**Given exercise:** Every line below that contains "arrow" is to be copied.
### Data shown
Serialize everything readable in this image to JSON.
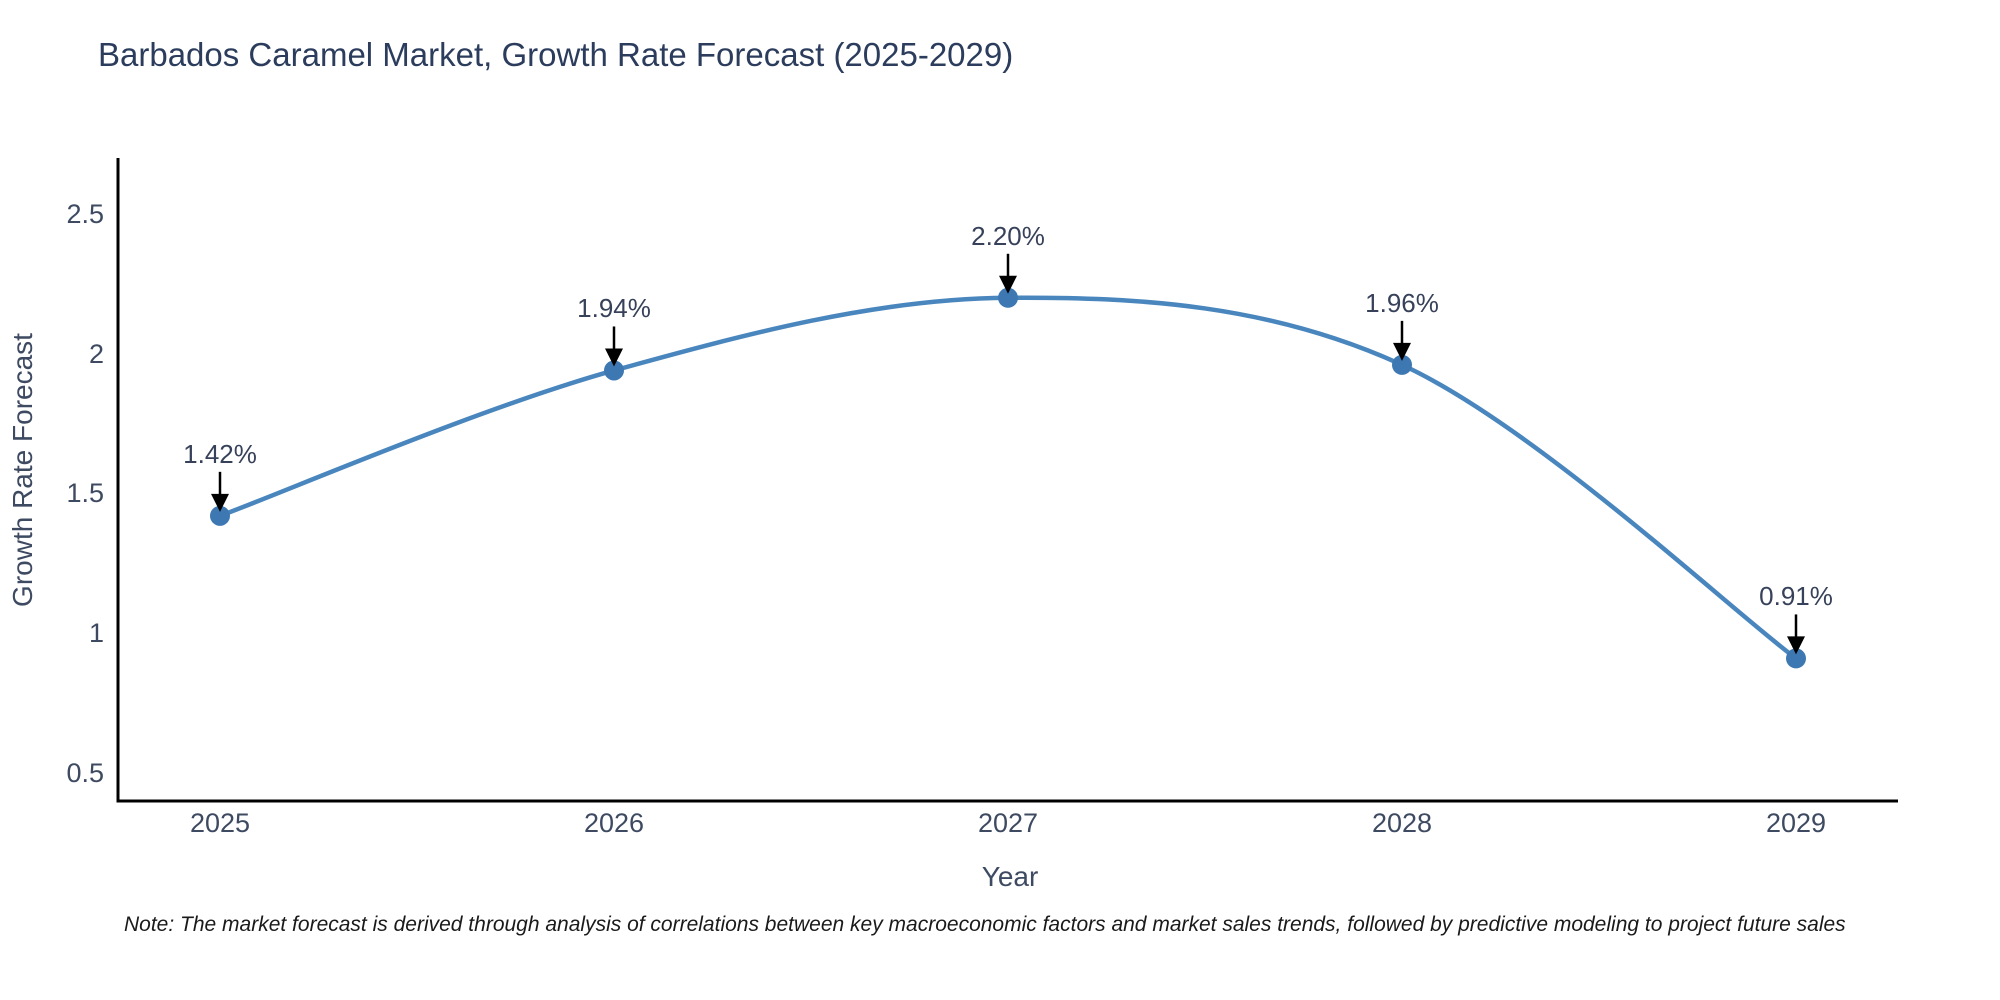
{
  "title": "Barbados Caramel Market, Growth Rate Forecast (2025-2029)",
  "note": "Note: The market forecast is derived through analysis of correlations between key macroeconomic factors and market sales trends, followed by predictive modeling to project future sales",
  "chart_data": {
    "type": "line",
    "title": "Barbados Caramel Market, Growth Rate Forecast (2025-2029)",
    "xlabel": "Year",
    "ylabel": "Growth Rate Forecast",
    "categories": [
      "2025",
      "2026",
      "2027",
      "2028",
      "2029"
    ],
    "values": [
      1.42,
      1.94,
      2.2,
      1.96,
      0.91
    ],
    "point_labels": [
      "1.42%",
      "1.94%",
      "2.20%",
      "1.96%",
      "0.91%"
    ],
    "series": [
      {
        "name": "Growth Rate Forecast",
        "values": [
          1.42,
          1.94,
          2.2,
          1.96,
          0.91
        ]
      }
    ],
    "yticks": {
      "values": [
        0.5,
        1,
        1.5,
        2,
        2.5
      ],
      "labels": [
        "0.5",
        "1",
        "1.5",
        "2",
        "2.5"
      ]
    },
    "ylim": [
      0.4,
      2.7
    ],
    "grid": false,
    "legend": "none",
    "line_shape": "spline",
    "annotation_style": "value label with down arrow to marker",
    "colors": {
      "line": "#4a86be",
      "marker": "#3e78b2",
      "arrow": "#000000",
      "axis_line": "#000000",
      "title_text": "#2b3c5c",
      "axis_text": "#3d4a61",
      "note_text": "#1a1a1a"
    }
  }
}
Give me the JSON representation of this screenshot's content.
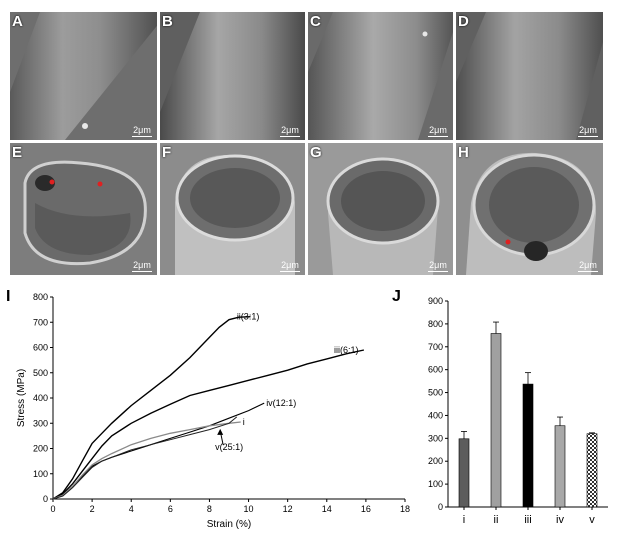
{
  "panels_top": [
    {
      "label": "A",
      "scale": "2μm"
    },
    {
      "label": "B",
      "scale": "2μm"
    },
    {
      "label": "C",
      "scale": "2μm"
    },
    {
      "label": "D",
      "scale": "2μm"
    }
  ],
  "panels_bottom": [
    {
      "label": "E",
      "scale": "2μm"
    },
    {
      "label": "F",
      "scale": "2μm"
    },
    {
      "label": "G",
      "scale": "2μm"
    },
    {
      "label": "H",
      "scale": "2μm"
    }
  ],
  "chart_data": [
    {
      "panel": "I",
      "type": "line",
      "xlabel": "Strain (%)",
      "ylabel": "Stress (MPa)",
      "xlim": [
        0,
        18
      ],
      "ylim": [
        0,
        800
      ],
      "xticks": [
        0,
        2,
        4,
        6,
        8,
        10,
        12,
        14,
        16,
        18
      ],
      "yticks": [
        0,
        100,
        200,
        300,
        400,
        500,
        600,
        700,
        800
      ],
      "series": [
        {
          "name": "ii(3:1)",
          "x": [
            0,
            0.5,
            1,
            1.5,
            2,
            2.5,
            3,
            4,
            5,
            6,
            7,
            8,
            8.5,
            9,
            9.5,
            10.1
          ],
          "y": [
            0,
            25,
            80,
            150,
            220,
            260,
            300,
            370,
            430,
            490,
            560,
            640,
            680,
            710,
            720,
            722
          ]
        },
        {
          "name": "iii(6:1)",
          "x": [
            0,
            0.5,
            1,
            1.5,
            2,
            2.5,
            3,
            4,
            5,
            6,
            7,
            8,
            9,
            10,
            11,
            12,
            13,
            14,
            15,
            15.9
          ],
          "y": [
            0,
            20,
            60,
            110,
            160,
            210,
            250,
            300,
            340,
            375,
            410,
            430,
            450,
            470,
            490,
            510,
            535,
            555,
            575,
            590
          ]
        },
        {
          "name": "iv(12:1)",
          "x": [
            0,
            0.5,
            1,
            1.5,
            2,
            2.5,
            3,
            4,
            5,
            6,
            7,
            8,
            9,
            10,
            10.8
          ],
          "y": [
            0,
            15,
            50,
            90,
            130,
            150,
            165,
            190,
            215,
            240,
            265,
            290,
            320,
            350,
            380
          ]
        },
        {
          "name": "i",
          "x": [
            0,
            0.5,
            1,
            1.5,
            2,
            2.5,
            3,
            4,
            5,
            6,
            7,
            8,
            9,
            9.6
          ],
          "y": [
            0,
            15,
            50,
            95,
            135,
            160,
            180,
            215,
            240,
            260,
            275,
            290,
            300,
            305
          ]
        },
        {
          "name": "v(25:1)",
          "x": [
            0,
            0.5,
            1,
            1.5,
            2,
            2.5,
            3,
            4,
            5,
            6,
            7,
            8,
            9,
            9.4
          ],
          "y": [
            0,
            12,
            45,
            85,
            125,
            150,
            165,
            195,
            215,
            235,
            255,
            275,
            300,
            325
          ]
        }
      ]
    },
    {
      "panel": "J",
      "type": "bar",
      "categories": [
        "i",
        "ii",
        "iii",
        "iv",
        "v"
      ],
      "values": [
        298,
        758,
        537,
        355,
        320
      ],
      "errors": [
        32,
        50,
        50,
        38,
        4
      ],
      "ylim": [
        0,
        900
      ],
      "yticks": [
        0,
        100,
        200,
        300,
        400,
        500,
        600,
        700,
        800,
        900
      ],
      "colors": [
        "#5c5c5c",
        "#a0a0a0",
        "#000000",
        "#a8a8a8",
        "checker"
      ]
    }
  ]
}
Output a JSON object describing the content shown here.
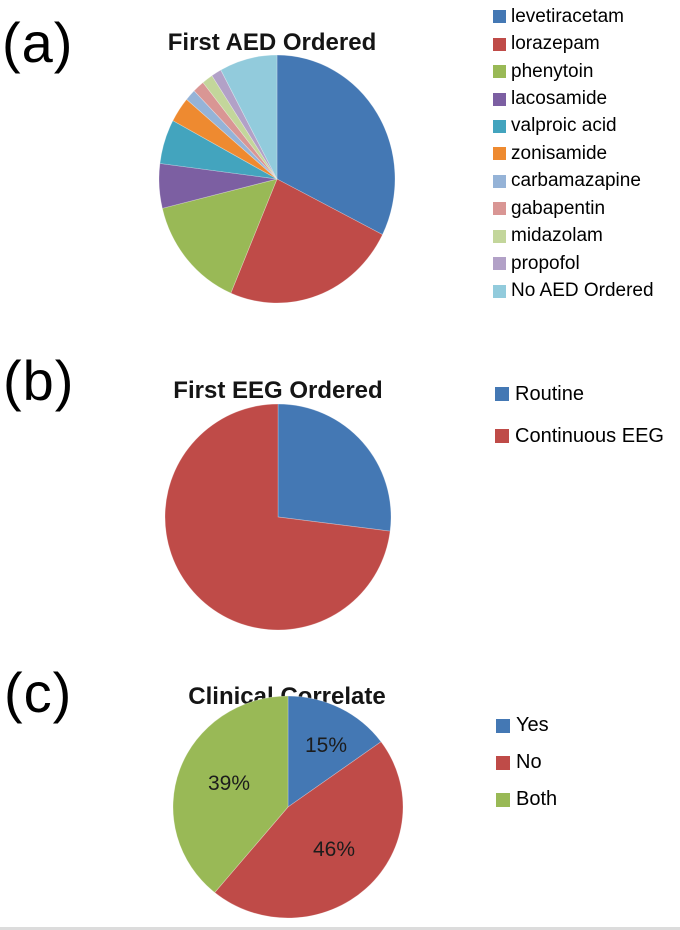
{
  "chart_data": [
    {
      "type": "pie",
      "panel_label": "(a)",
      "title": "First AED Ordered",
      "legend_position": "right",
      "start_angle_deg": 0,
      "direction": "clockwise",
      "labels": [
        "levetiracetam",
        "lorazepam",
        "phenytoin",
        "lacosamide",
        "valproic acid",
        "zonisamide",
        "carbamazapine",
        "gabapentin",
        "midazolam",
        "propofol",
        "No AED Ordered"
      ],
      "values": [
        32.4,
        24.0,
        14.8,
        5.8,
        5.8,
        3.3,
        1.5,
        1.6,
        1.5,
        1.4,
        7.9
      ],
      "colors": [
        "#4478B4",
        "#BF4B48",
        "#99B956",
        "#7C5FA2",
        "#43A4BE",
        "#EE8A30",
        "#95B3D7",
        "#D99694",
        "#C3D69B",
        "#B2A1C7",
        "#92CBDC"
      ],
      "value_labels": []
    },
    {
      "type": "pie",
      "panel_label": "(b)",
      "title": "First EEG Ordered",
      "legend_position": "right",
      "start_angle_deg": 0,
      "direction": "clockwise",
      "labels": [
        "Routine",
        "Continuous EEG"
      ],
      "values": [
        27,
        73
      ],
      "colors": [
        "#4478B4",
        "#BF4B48"
      ],
      "value_labels": []
    },
    {
      "type": "pie",
      "panel_label": "(c)",
      "title": "Clinical Correlate",
      "legend_position": "right",
      "start_angle_deg": 0,
      "direction": "clockwise",
      "labels": [
        "Yes",
        "No",
        "Both"
      ],
      "values": [
        15,
        46,
        39
      ],
      "colors": [
        "#4478B4",
        "#BF4B48",
        "#99B956"
      ],
      "value_labels": [
        "15%",
        "46%",
        "39%"
      ]
    }
  ]
}
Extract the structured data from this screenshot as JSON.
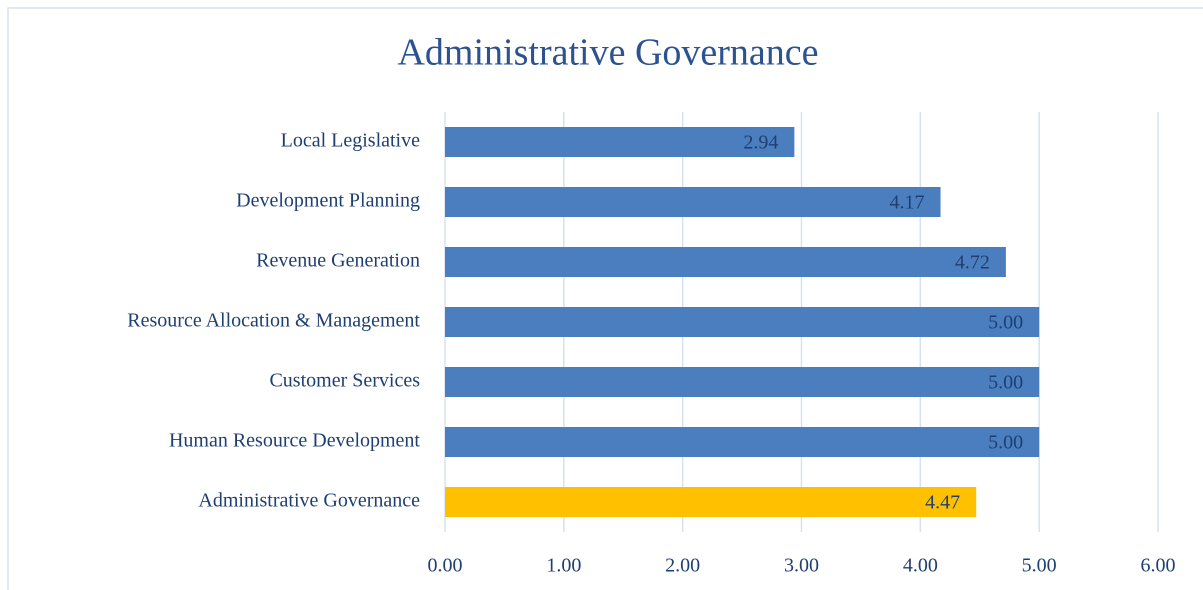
{
  "chart_data": {
    "type": "hbar",
    "title": "Administrative Governance",
    "categories": [
      "Local Legislative",
      "Development Planning",
      "Revenue Generation",
      "Resource Allocation & Management",
      "Customer Services",
      "Human Resource Development",
      "Administrative Governance"
    ],
    "values": [
      2.94,
      4.17,
      4.72,
      5,
      5,
      5,
      4.47
    ],
    "value_labels": [
      "2.94",
      "4.17",
      "4.72",
      "5.00",
      "5.00",
      "5.00",
      "4.47"
    ],
    "colors": [
      "#4a7ebf",
      "#4a7ebf",
      "#4a7ebf",
      "#4a7ebf",
      "#4a7ebf",
      "#4a7ebf",
      "#ffc000"
    ],
    "xlim": [
      0,
      6
    ],
    "xticks": [
      {
        "value": 0,
        "label": "0.00"
      },
      {
        "value": 1,
        "label": "1.00"
      },
      {
        "value": 2,
        "label": "2.00"
      },
      {
        "value": 3,
        "label": "3.00"
      },
      {
        "value": 4,
        "label": "4.00"
      },
      {
        "value": 5,
        "label": "5.00"
      },
      {
        "value": 6,
        "label": "6.00"
      }
    ],
    "grid": true
  }
}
######
**Result:**
    "annotation_style": "value label with down arrow to marker",
      "arrow": "#000000",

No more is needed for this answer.